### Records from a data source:
* Begin *

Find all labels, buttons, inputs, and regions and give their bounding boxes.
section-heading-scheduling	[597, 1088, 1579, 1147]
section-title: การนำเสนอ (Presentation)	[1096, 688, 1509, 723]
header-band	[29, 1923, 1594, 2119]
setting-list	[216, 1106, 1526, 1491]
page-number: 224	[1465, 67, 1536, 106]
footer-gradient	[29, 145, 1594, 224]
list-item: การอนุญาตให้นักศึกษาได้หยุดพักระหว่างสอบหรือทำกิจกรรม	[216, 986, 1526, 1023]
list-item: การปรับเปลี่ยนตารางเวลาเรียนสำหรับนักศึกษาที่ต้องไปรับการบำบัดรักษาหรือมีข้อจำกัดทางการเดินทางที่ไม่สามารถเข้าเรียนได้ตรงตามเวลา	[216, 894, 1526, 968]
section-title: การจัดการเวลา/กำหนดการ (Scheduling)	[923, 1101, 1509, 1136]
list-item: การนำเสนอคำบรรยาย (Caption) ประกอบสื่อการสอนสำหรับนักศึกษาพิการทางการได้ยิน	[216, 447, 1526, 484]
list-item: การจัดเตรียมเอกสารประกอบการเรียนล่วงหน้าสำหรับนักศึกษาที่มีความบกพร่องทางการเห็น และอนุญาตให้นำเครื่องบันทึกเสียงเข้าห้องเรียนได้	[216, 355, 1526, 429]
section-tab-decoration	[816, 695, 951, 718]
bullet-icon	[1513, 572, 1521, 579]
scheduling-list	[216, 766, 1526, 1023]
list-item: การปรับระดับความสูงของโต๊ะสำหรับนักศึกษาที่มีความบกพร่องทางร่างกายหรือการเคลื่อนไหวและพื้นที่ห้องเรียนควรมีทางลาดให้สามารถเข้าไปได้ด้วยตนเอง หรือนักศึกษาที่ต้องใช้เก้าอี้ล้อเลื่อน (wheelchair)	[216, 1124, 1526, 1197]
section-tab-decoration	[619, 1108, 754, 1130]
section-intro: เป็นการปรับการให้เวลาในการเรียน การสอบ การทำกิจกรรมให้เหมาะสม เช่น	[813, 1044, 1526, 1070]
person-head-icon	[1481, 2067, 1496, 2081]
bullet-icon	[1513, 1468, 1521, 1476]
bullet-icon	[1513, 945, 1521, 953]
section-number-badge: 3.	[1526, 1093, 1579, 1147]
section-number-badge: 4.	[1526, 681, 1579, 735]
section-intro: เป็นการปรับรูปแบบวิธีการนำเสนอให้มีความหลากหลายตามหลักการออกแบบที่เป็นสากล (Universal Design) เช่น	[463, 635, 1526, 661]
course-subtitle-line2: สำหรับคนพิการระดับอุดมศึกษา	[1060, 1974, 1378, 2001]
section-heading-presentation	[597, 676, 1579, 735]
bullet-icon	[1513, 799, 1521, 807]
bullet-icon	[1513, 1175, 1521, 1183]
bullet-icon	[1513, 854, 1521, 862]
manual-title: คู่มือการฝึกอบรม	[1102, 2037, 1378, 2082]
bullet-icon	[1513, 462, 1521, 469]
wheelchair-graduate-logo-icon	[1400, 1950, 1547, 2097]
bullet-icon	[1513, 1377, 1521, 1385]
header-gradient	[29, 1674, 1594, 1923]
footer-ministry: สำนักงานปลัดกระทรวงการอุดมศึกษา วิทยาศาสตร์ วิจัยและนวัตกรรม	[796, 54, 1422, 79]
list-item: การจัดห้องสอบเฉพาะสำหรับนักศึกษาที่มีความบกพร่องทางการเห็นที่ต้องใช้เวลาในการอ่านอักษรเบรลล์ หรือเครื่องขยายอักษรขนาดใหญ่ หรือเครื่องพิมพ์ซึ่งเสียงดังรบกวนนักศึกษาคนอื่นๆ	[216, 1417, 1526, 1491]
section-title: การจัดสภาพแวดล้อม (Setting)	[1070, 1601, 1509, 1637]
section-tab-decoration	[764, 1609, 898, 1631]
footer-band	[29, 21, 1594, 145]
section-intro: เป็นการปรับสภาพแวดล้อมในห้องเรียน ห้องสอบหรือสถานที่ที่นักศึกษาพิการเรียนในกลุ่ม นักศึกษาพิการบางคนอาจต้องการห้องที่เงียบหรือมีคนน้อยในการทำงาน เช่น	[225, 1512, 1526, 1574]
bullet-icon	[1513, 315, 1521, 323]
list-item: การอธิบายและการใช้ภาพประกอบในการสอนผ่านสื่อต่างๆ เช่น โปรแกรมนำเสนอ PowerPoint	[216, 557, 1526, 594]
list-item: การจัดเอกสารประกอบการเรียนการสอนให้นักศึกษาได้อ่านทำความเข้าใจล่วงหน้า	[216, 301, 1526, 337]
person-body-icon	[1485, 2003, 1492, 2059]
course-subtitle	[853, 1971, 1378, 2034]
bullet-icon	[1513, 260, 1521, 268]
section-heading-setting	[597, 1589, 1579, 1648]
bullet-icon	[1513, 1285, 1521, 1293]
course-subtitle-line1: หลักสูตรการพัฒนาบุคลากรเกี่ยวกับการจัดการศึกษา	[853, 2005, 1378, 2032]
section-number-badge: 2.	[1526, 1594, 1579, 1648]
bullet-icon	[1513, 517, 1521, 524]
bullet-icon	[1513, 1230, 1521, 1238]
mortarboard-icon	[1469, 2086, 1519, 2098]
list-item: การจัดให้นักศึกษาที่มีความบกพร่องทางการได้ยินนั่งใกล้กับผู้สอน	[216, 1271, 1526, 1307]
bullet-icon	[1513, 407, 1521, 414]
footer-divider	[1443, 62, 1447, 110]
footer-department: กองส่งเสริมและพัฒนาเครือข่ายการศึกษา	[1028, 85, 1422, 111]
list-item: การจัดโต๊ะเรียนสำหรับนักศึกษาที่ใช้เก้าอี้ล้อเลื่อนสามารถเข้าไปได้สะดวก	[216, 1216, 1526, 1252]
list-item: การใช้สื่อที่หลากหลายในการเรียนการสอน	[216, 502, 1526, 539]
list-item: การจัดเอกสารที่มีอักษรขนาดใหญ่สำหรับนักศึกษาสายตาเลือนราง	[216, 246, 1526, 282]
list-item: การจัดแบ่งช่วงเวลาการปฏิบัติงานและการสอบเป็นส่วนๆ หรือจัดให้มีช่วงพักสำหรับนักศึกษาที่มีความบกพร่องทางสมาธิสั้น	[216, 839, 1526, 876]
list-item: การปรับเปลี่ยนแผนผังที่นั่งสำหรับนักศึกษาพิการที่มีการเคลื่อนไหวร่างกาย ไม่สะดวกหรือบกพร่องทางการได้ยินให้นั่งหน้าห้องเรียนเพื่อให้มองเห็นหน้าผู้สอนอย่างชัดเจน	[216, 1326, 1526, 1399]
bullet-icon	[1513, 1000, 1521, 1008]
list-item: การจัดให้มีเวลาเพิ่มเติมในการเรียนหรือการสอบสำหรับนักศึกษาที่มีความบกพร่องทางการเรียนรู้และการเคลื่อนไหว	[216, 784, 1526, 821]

* End *

### What is being asked:
Rewrite the listing above with "bullet-marker" substituted for every instance of "bullet-icon", and keep everything else the same.

### Task output:
Find all labels, buttons, inputs, and regions and give their bounding boxes.
section-heading-scheduling	[597, 1088, 1579, 1147]
section-title: การนำเสนอ (Presentation)	[1096, 688, 1509, 723]
header-band	[29, 1923, 1594, 2119]
setting-list	[216, 1106, 1526, 1491]
page-number: 224	[1465, 67, 1536, 106]
footer-gradient	[29, 145, 1594, 224]
list-item: การอนุญาตให้นักศึกษาได้หยุดพักระหว่างสอบหรือทำกิจกรรม	[216, 986, 1526, 1023]
list-item: การปรับเปลี่ยนตารางเวลาเรียนสำหรับนักศึกษาที่ต้องไปรับการบำบัดรักษาหรือมีข้อจำกัดทางการเดินทางที่ไม่สามารถเข้าเรียนได้ตรงตามเวลา	[216, 894, 1526, 968]
section-title: การจัดการเวลา/กำหนดการ (Scheduling)	[923, 1101, 1509, 1136]
list-item: การนำเสนอคำบรรยาย (Caption) ประกอบสื่อการสอนสำหรับนักศึกษาพิการทางการได้ยิน	[216, 447, 1526, 484]
list-item: การจัดเตรียมเอกสารประกอบการเรียนล่วงหน้าสำหรับนักศึกษาที่มีความบกพร่องทางการเห็น และอนุญาตให้นำเครื่องบันทึกเสียงเข้าห้องเรียนได้	[216, 355, 1526, 429]
section-tab-decoration	[816, 695, 951, 718]
bullet-marker	[1513, 572, 1521, 579]
scheduling-list	[216, 766, 1526, 1023]
list-item: การปรับระดับความสูงของโต๊ะสำหรับนักศึกษาที่มีความบกพร่องทางร่างกายหรือการเคลื่อนไหวและพื้นที่ห้องเรียนควรมีทางลาดให้สามารถเข้าไปได้ด้วยตนเอง หรือนักศึกษาที่ต้องใช้เก้าอี้ล้อเลื่อน (wheelchair)	[216, 1124, 1526, 1197]
section-tab-decoration	[619, 1108, 754, 1130]
section-intro: เป็นการปรับการให้เวลาในการเรียน การสอบ การทำกิจกรรมให้เหมาะสม เช่น	[813, 1044, 1526, 1070]
person-head-icon	[1481, 2067, 1496, 2081]
bullet-marker	[1513, 1468, 1521, 1476]
bullet-marker	[1513, 945, 1521, 953]
section-number-badge: 3.	[1526, 1093, 1579, 1147]
section-number-badge: 4.	[1526, 681, 1579, 735]
section-intro: เป็นการปรับรูปแบบวิธีการนำเสนอให้มีความหลากหลายตามหลักการออกแบบที่เป็นสากล (Universal Design) เช่น	[463, 635, 1526, 661]
course-subtitle-line2: สำหรับคนพิการระดับอุดมศึกษา	[1060, 1974, 1378, 2001]
section-heading-presentation	[597, 676, 1579, 735]
bullet-marker	[1513, 799, 1521, 807]
bullet-marker	[1513, 1175, 1521, 1183]
bullet-marker	[1513, 854, 1521, 862]
manual-title: คู่มือการฝึกอบรม	[1102, 2037, 1378, 2082]
bullet-marker	[1513, 462, 1521, 469]
wheelchair-graduate-logo-icon	[1400, 1950, 1547, 2097]
bullet-marker	[1513, 1377, 1521, 1385]
header-gradient	[29, 1674, 1594, 1923]
footer-ministry: สำนักงานปลัดกระทรวงการอุดมศึกษา วิทยาศาสตร์ วิจัยและนวัตกรรม	[796, 54, 1422, 79]
list-item: การจัดห้องสอบเฉพาะสำหรับนักศึกษาที่มีความบกพร่องทางการเห็นที่ต้องใช้เวลาในการอ่านอักษรเบรลล์ หรือเครื่องขยายอักษรขนาดใหญ่ หรือเครื่องพิมพ์ซึ่งเสียงดังรบกวนนักศึกษาคนอื่นๆ	[216, 1417, 1526, 1491]
section-title: การจัดสภาพแวดล้อม (Setting)	[1070, 1601, 1509, 1637]
section-tab-decoration	[764, 1609, 898, 1631]
footer-band	[29, 21, 1594, 145]
section-intro: เป็นการปรับสภาพแวดล้อมในห้องเรียน ห้องสอบหรือสถานที่ที่นักศึกษาพิการเรียนในกลุ่ม นักศึกษาพิการบางคนอาจต้องการห้องที่เงียบหรือมีคนน้อยในการทำงาน เช่น	[225, 1512, 1526, 1574]
bullet-marker	[1513, 315, 1521, 323]
list-item: การอธิบายและการใช้ภาพประกอบในการสอนผ่านสื่อต่างๆ เช่น โปรแกรมนำเสนอ PowerPoint	[216, 557, 1526, 594]
list-item: การจัดเอกสารประกอบการเรียนการสอนให้นักศึกษาได้อ่านทำความเข้าใจล่วงหน้า	[216, 301, 1526, 337]
person-body-icon	[1485, 2003, 1492, 2059]
course-subtitle	[853, 1971, 1378, 2034]
bullet-marker	[1513, 260, 1521, 268]
section-heading-setting	[597, 1589, 1579, 1648]
bullet-marker	[1513, 1285, 1521, 1293]
course-subtitle-line1: หลักสูตรการพัฒนาบุคลากรเกี่ยวกับการจัดการศึกษา	[853, 2005, 1378, 2032]
section-number-badge: 2.	[1526, 1594, 1579, 1648]
bullet-marker	[1513, 517, 1521, 524]
bullet-marker	[1513, 1230, 1521, 1238]
mortarboard-icon	[1469, 2086, 1519, 2098]
list-item: การจัดให้นักศึกษาที่มีความบกพร่องทางการได้ยินนั่งใกล้กับผู้สอน	[216, 1271, 1526, 1307]
bullet-marker	[1513, 407, 1521, 414]
footer-divider	[1443, 62, 1447, 110]
footer-department: กองส่งเสริมและพัฒนาเครือข่ายการศึกษา	[1028, 85, 1422, 111]
list-item: การจัดโต๊ะเรียนสำหรับนักศึกษาที่ใช้เก้าอี้ล้อเลื่อนสามารถเข้าไปได้สะดวก	[216, 1216, 1526, 1252]
list-item: การใช้สื่อที่หลากหลายในการเรียนการสอน	[216, 502, 1526, 539]
list-item: การจัดเอกสารที่มีอักษรขนาดใหญ่สำหรับนักศึกษาสายตาเลือนราง	[216, 246, 1526, 282]
list-item: การจัดแบ่งช่วงเวลาการปฏิบัติงานและการสอบเป็นส่วนๆ หรือจัดให้มีช่วงพักสำหรับนักศึกษาที่มีความบกพร่องทางสมาธิสั้น	[216, 839, 1526, 876]
list-item: การปรับเปลี่ยนแผนผังที่นั่งสำหรับนักศึกษาพิการที่มีการเคลื่อนไหวร่างกาย ไม่สะดวกหรือบกพร่องทางการได้ยินให้นั่งหน้าห้องเรียนเพื่อให้มองเห็นหน้าผู้สอนอย่างชัดเจน	[216, 1326, 1526, 1399]
bullet-marker	[1513, 1000, 1521, 1008]
list-item: การจัดให้มีเวลาเพิ่มเติมในการเรียนหรือการสอบสำหรับนักศึกษาที่มีความบกพร่องทางการเรียนรู้และการเคลื่อนไหว	[216, 784, 1526, 821]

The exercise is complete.